As companies increasingly rely on the Internet to reach new customers and clients, online agreements are becoming commonplace. These agreements can cover critical terms between a company and its clients and customers, whether “terms of service”, “privacy policies”, “terms of sale” or otherwise. Companies utilizing online agreements should be familiar with standard contract principles and avoid missteps that could render their agreements unenforceable.
“Clickwrap” and “Browsewrap”
Courts will categorize most online agreements as either “clickwrap” or “browsewrap” agreements. Clickwrap agreements require the user’s affirmative acknowledgment and agreement to terms before the user is allowed to continue to use the company’s websites or services. Browsewrap agreements are often found on a separate web page and do not require a user to seek out this page to utilize the company’s websites or services.
Clickwrap agreements will require a user to consent before continuing to use a company’s site or services (for example, a “pop up” on the screen requiring a user to click “I agree”). Courts routinely uphold the terms of clickwrap agreements – by requiring a physical manifestation of assent of the user, a user is on notice of the terms of such agreement.
Modifying Existing Online Agreements
When drafting online agreements, it is best to avoid using language that implies that one party can make unilateral modifications to that agreement. Companies should provide a procedure within the online agreement for modifications and follow the outlined procedure. After making changes to an online policy or agreement, a company should consider utilizing a “pop-up” to notify users of changes to the policy and require affirmative acceptance to proceed.

┄┄┄┄┄┄┄┄┄┄┄┄┄┄┄┄┄┄┄┄

— TASK 1 —
From the text on online agreements, translate this sentence into Spanish: "Courts will categorize most online agreements as either “clickwrap” or “browsewrap” agreements."

— RECORDS SHOWN —
┄┄┄┄┄┄┄┄┄┄┄┄┄┄┄┄┄┄┄┄

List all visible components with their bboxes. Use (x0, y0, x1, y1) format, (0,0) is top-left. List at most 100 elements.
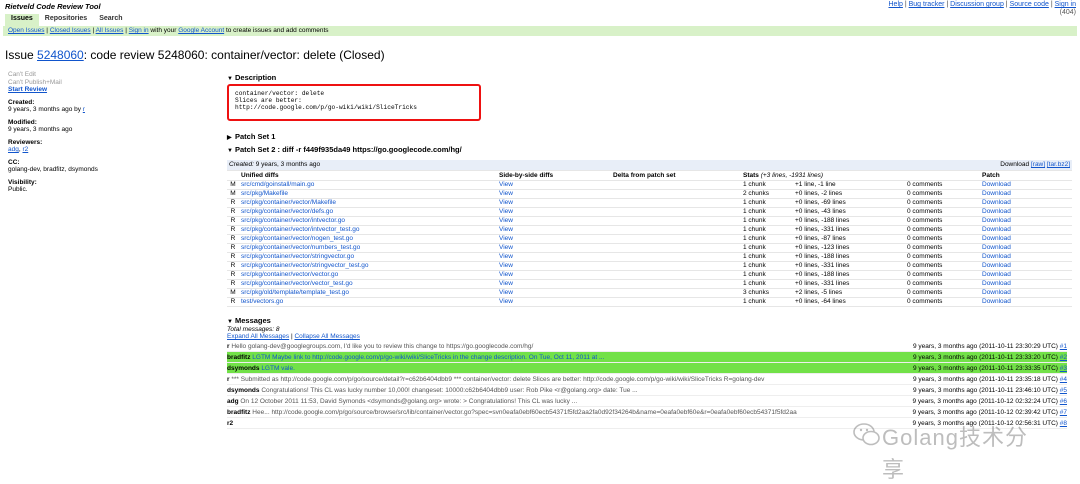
messages-toggle[interactable]: ▼ Messages (227, 315, 1072, 326)
message-item[interactable]: adg On 12 October 2011 11:53, David Symo… (227, 396, 1067, 407)
download-link[interactable]: Download (982, 181, 1011, 188)
file-link[interactable]: test/vectors.go (241, 298, 283, 305)
message-timestamp: 9 years, 3 months ago (2011-10-11 23:33:… (909, 351, 1067, 362)
view-link[interactable]: View (499, 181, 513, 188)
view-link[interactable]: View (499, 280, 513, 287)
all-issues-link[interactable]: All Issues (96, 27, 124, 34)
message-item[interactable]: dsymonds LGTM vale. 9 years, 3 months ago… (227, 362, 1067, 374)
view-link[interactable]: View (499, 190, 513, 197)
table-row: Rsrc/pkg/container/vector/intvector_test… (227, 225, 1072, 235)
download-link[interactable]: Download (982, 262, 1011, 269)
created-row: Created: 9 years, 3 months ago Download … (227, 160, 1072, 171)
message-item[interactable]: r *** Submitted as http://code.google.co… (227, 374, 1067, 385)
view-link[interactable]: View (499, 226, 513, 233)
line-stats: +0 lines, -188 lines (793, 270, 905, 280)
sign-in-link[interactable]: Sign in (1055, 1, 1076, 8)
message-number-link[interactable]: #5 (1060, 387, 1067, 394)
file-link[interactable]: src/pkg/container/vector/vector.go (241, 271, 338, 278)
file-link[interactable]: src/pkg/container/vector/intvector_test.… (241, 226, 360, 233)
file-link[interactable]: src/pkg/container/vector/stringvector_te… (241, 262, 369, 269)
download-link[interactable]: Download (982, 226, 1011, 233)
message-number-link[interactable]: #6 (1060, 398, 1067, 405)
message-item[interactable]: bradfitz LGTM Maybe link to http://code.… (227, 351, 1067, 363)
start-review-link[interactable]: Start Review (8, 86, 218, 94)
file-link[interactable]: src/pkg/container/vector/numbers_test.go (241, 244, 360, 251)
description-box: container/vector: delete Slices are bett… (227, 84, 481, 121)
view-link[interactable]: View (499, 253, 513, 260)
delta-cell (611, 189, 741, 199)
expand-all-link[interactable]: Expand All Messages (227, 333, 289, 340)
chunk-count: 2 chunks (741, 189, 793, 199)
collapse-all-link[interactable]: Collapse All Messages (294, 333, 359, 340)
download-link[interactable]: Download (982, 244, 1011, 251)
subnav-text-tail: to create issues and add comments (224, 27, 329, 34)
description-toggle[interactable]: ▼ Description (227, 72, 1072, 83)
table-row: Rsrc/pkg/container/vector/vector.go View 1… (227, 270, 1072, 280)
message-number-link[interactable]: #3 (1060, 365, 1067, 372)
file-link[interactable]: src/pkg/container/vector/defs.go (241, 208, 333, 215)
created-by-link[interactable]: r (83, 106, 85, 113)
file-link[interactable]: src/pkg/container/vector/nogen_test.go (241, 235, 353, 242)
download-link[interactable]: Download (982, 289, 1011, 296)
message-author: bradfitz (227, 353, 251, 361)
file-link[interactable]: src/pkg/old/template/template_test.go (241, 289, 349, 296)
view-link[interactable]: View (499, 271, 513, 278)
view-link[interactable]: View (499, 208, 513, 215)
view-link[interactable]: View (499, 244, 513, 251)
cant-edit-label: Can't Edit (8, 71, 36, 78)
bug-tracker-link[interactable]: Bug tracker (909, 1, 945, 8)
top-bar: Rietveld Code Review Tool Help | Bug tra… (0, 0, 1080, 16)
download-link[interactable]: Download (982, 235, 1011, 242)
issue-sidebar: Can't Edit Can't Publish+Mail Start Revi… (8, 71, 218, 194)
issue-number-link[interactable]: 5248060 (37, 48, 84, 62)
download-link[interactable]: Download (982, 208, 1011, 215)
download-tar-link[interactable]: [tar.bz2] (1047, 161, 1070, 168)
tab-search[interactable]: Search (93, 14, 128, 26)
tab-issues[interactable]: Issues (5, 14, 39, 26)
message-item[interactable]: r Hello golang-dev@googlegroups.com, I'd… (227, 341, 1067, 352)
download-link[interactable]: Download (982, 217, 1011, 224)
download-link[interactable]: Download (982, 253, 1011, 260)
view-link[interactable]: View (499, 235, 513, 242)
file-link[interactable]: src/pkg/container/vector/vector_test.go (241, 280, 353, 287)
file-link[interactable]: src/pkg/container/vector/Makefile (241, 199, 336, 206)
view-link[interactable]: View (499, 199, 513, 206)
file-link[interactable]: src/pkg/container/vector/stringvector.go (241, 253, 354, 260)
patch-set-2-toggle[interactable]: ▼ Patch Set 2 : diff -r f449f935da49 http… (227, 144, 1072, 155)
line-stats: +0 lines, -43 lines (793, 207, 905, 217)
message-snippet: Congratulations! This CL was lucky numbe… (259, 386, 638, 394)
discussion-group-link[interactable]: Discussion group (950, 1, 1004, 8)
google-account-link[interactable]: Google Account (178, 27, 224, 34)
download-raw-link[interactable]: [raw] (1031, 161, 1045, 168)
message-number-link[interactable]: #4 (1060, 376, 1067, 383)
file-link[interactable]: src/pkg/Makefile (241, 190, 288, 197)
open-issues-link[interactable]: Open Issues (8, 27, 45, 34)
view-link[interactable]: View (499, 217, 513, 224)
message-number-link[interactable]: #2 (1060, 354, 1067, 361)
download-link[interactable]: Download (982, 190, 1011, 197)
comment-count: 0 comments (905, 207, 980, 217)
page-title: Issue 5248060: code review 5248060: cont… (5, 48, 385, 62)
view-link[interactable]: View (499, 289, 513, 296)
file-link[interactable]: src/pkg/container/vector/intvector.go (241, 217, 345, 224)
download-link[interactable]: Download (982, 271, 1011, 278)
view-link[interactable]: View (499, 298, 513, 305)
message-number-link[interactable]: #8 (1060, 420, 1067, 427)
closed-issues-link[interactable]: Closed Issues (50, 27, 91, 34)
reviewer-r2-link[interactable]: r2 (22, 146, 28, 153)
help-link[interactable]: Help (889, 1, 903, 8)
subnav-sign-in-link[interactable]: Sign in (129, 27, 149, 34)
view-link[interactable]: View (499, 262, 513, 269)
message-number-link[interactable]: #1 (1060, 343, 1067, 350)
file-link[interactable]: src/cmd/goinstall/main.go (241, 181, 314, 188)
patch-set-1-toggle[interactable]: ▶ Patch Set 1 (227, 131, 1072, 142)
download-link[interactable]: Download (982, 280, 1011, 287)
message-number-link[interactable]: #7 (1060, 409, 1067, 416)
reviewer-adg-link[interactable]: adg (8, 146, 19, 153)
download-link[interactable]: Download (982, 199, 1011, 206)
source-code-link[interactable]: Source code (1010, 1, 1049, 8)
tab-repositories[interactable]: Repositories (39, 14, 93, 26)
line-stats: +0 lines, -64 lines (793, 297, 905, 307)
download-link[interactable]: Download (982, 298, 1011, 305)
message-item[interactable]: dsymonds Congratulations! This CL was lu… (227, 385, 1067, 396)
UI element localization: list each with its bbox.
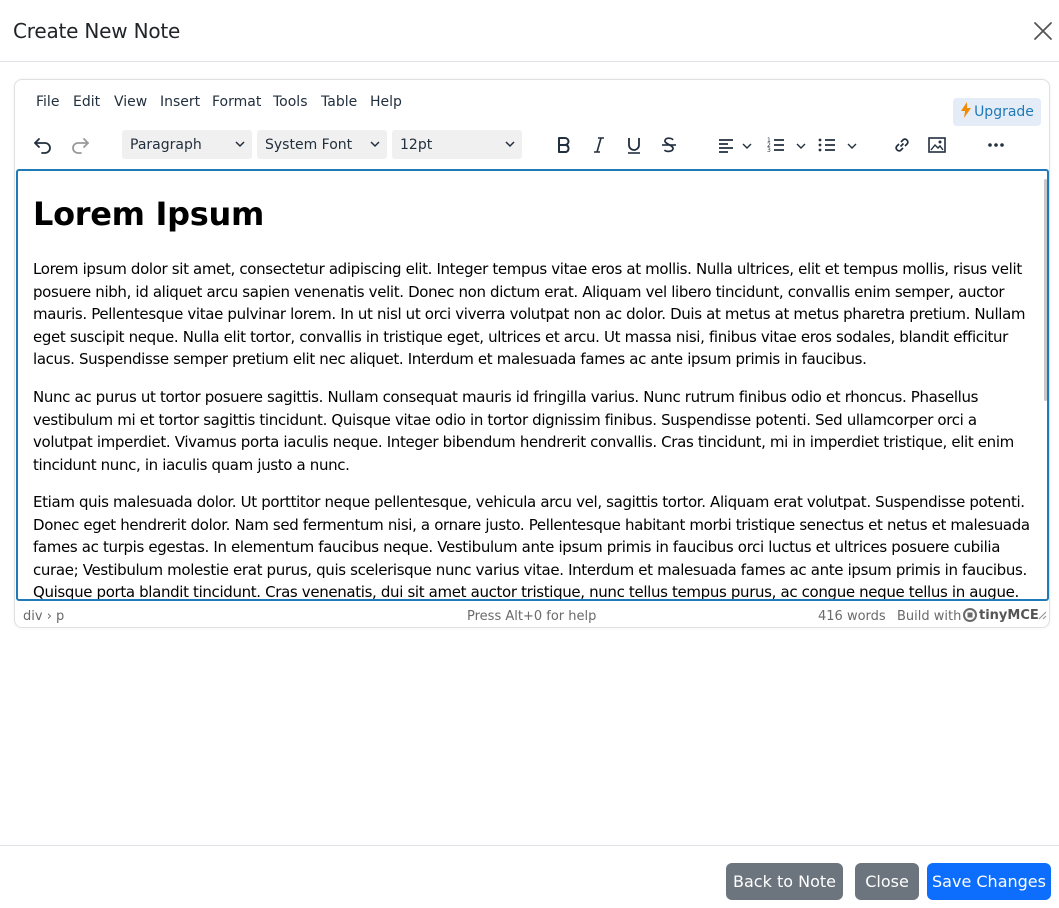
content-paragraph: Etiam quis malesuada dolor. Ut porttitor…: [33, 493, 1030, 601]
tinymce-brand[interactable]: tinyMCE: [979, 608, 1039, 623]
content-heading: Lorem Ipsum: [33, 195, 265, 233]
underline-icon[interactable]: [620, 131, 648, 159]
numbered-list-icon[interactable]: 123: [762, 131, 790, 159]
block-format-value: Paragraph: [130, 136, 202, 153]
rich-text-editor: File Edit View Insert Format Tools Table…: [14, 79, 1050, 628]
upgrade-label: Upgrade: [974, 104, 1034, 120]
image-icon[interactable]: [923, 131, 951, 159]
editor-content-area[interactable]: Lorem Ipsum Lorem ipsum dolor sit amet, …: [16, 169, 1049, 601]
resize-handle-icon[interactable]: [1037, 609, 1047, 620]
modal-footer: Back to Note Close Save Changes: [0, 845, 1059, 908]
undo-icon[interactable]: [29, 131, 57, 159]
element-path[interactable]: div › p: [23, 609, 64, 624]
chevron-down-icon[interactable]: [741, 139, 753, 157]
italic-icon[interactable]: [585, 131, 613, 159]
strikethrough-icon[interactable]: [655, 131, 683, 159]
font-size-select[interactable]: 12pt: [392, 130, 522, 159]
align-left-icon[interactable]: [712, 131, 740, 159]
font-family-select[interactable]: System Font: [257, 130, 387, 159]
svg-text:3: 3: [767, 147, 771, 154]
lightning-icon: [960, 102, 972, 122]
menu-tools[interactable]: Tools: [273, 94, 308, 110]
chevron-down-icon: [369, 138, 381, 154]
menu-edit[interactable]: Edit: [73, 94, 100, 110]
save-changes-button[interactable]: Save Changes: [927, 863, 1051, 900]
menu-view[interactable]: View: [114, 94, 147, 110]
help-hint: Press Alt+0 for help: [467, 609, 597, 624]
chevron-down-icon: [234, 138, 246, 154]
back-to-note-button[interactable]: Back to Note: [726, 863, 843, 900]
font-size-value: 12pt: [400, 136, 433, 153]
statusbar: div › p Press Alt+0 for help 416 words B…: [15, 602, 1049, 628]
bold-icon[interactable]: [550, 131, 578, 159]
content-scrollbar[interactable]: [1044, 179, 1047, 401]
close-icon[interactable]: [1031, 19, 1055, 43]
chevron-down-icon: [504, 138, 516, 154]
redo-icon[interactable]: [66, 131, 94, 159]
close-button[interactable]: Close: [855, 863, 919, 900]
menu-insert[interactable]: Insert: [160, 94, 200, 110]
menu-format[interactable]: Format: [212, 94, 261, 110]
menu-file[interactable]: File: [36, 94, 59, 110]
modal-title: Create New Note: [13, 19, 181, 43]
tinymce-logo-icon[interactable]: [963, 608, 977, 626]
word-count[interactable]: 416 words: [818, 609, 886, 624]
build-with-label: Build with: [897, 609, 962, 624]
chevron-down-icon[interactable]: [795, 139, 807, 157]
content-paragraph: Lorem ipsum dolor sit amet, consectetur …: [33, 260, 1026, 368]
modal-header: Create New Note: [0, 0, 1059, 62]
block-format-select[interactable]: Paragraph: [122, 130, 252, 159]
link-icon[interactable]: [888, 131, 916, 159]
upgrade-button[interactable]: Upgrade: [953, 98, 1041, 126]
bullet-list-icon[interactable]: [813, 131, 841, 159]
content-paragraph: Nunc ac purus ut tortor posuere sagittis…: [33, 388, 1014, 474]
more-icon[interactable]: [982, 131, 1010, 159]
menu-help[interactable]: Help: [370, 94, 402, 110]
chevron-down-icon[interactable]: [846, 139, 858, 157]
toolbar: Paragraph System Font 12pt 123: [15, 128, 1049, 162]
menu-table[interactable]: Table: [321, 94, 357, 110]
menubar: File Edit View Insert Format Tools Table…: [15, 90, 1049, 126]
font-family-value: System Font: [265, 136, 353, 153]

┄┄┄┄┄┄┄┄┄┄┄┄┄┄┄┄┄┄┄┄

— TASK 2 —
Convert the stretch of the entries from the line containing "messages-toggle[interactable]: ▼ Messages" through the line containing "view-link[interactable]: View (499, 181, 513, 188)" into a numbered list, skipping blank lines and including nothing else.

— WRITTEN REPLY 1 —
Los tribunales clasificarán la mayoría de los acuerdos en línea como acuerdos «clickwrap» o «browsewrap».

— WRITTEN REPLY 2 —
1. messages-toggle[interactable]: ▼ Messages (227, 315, 1072, 326)
2. message-item[interactable]: adg On 12 October 2011 11:53, David Symo… (227, 396, 1067, 407)
3. download-link[interactable]: Download (982, 181, 1011, 188)
4. file-link[interactable]: test/vectors.go (241, 298, 283, 305)
5. message-timestamp: 9 years, 3 months ago (2011-10-11 23:33:… (909, 351, 1067, 362)
6. view-link[interactable]: View (499, 181, 513, 188)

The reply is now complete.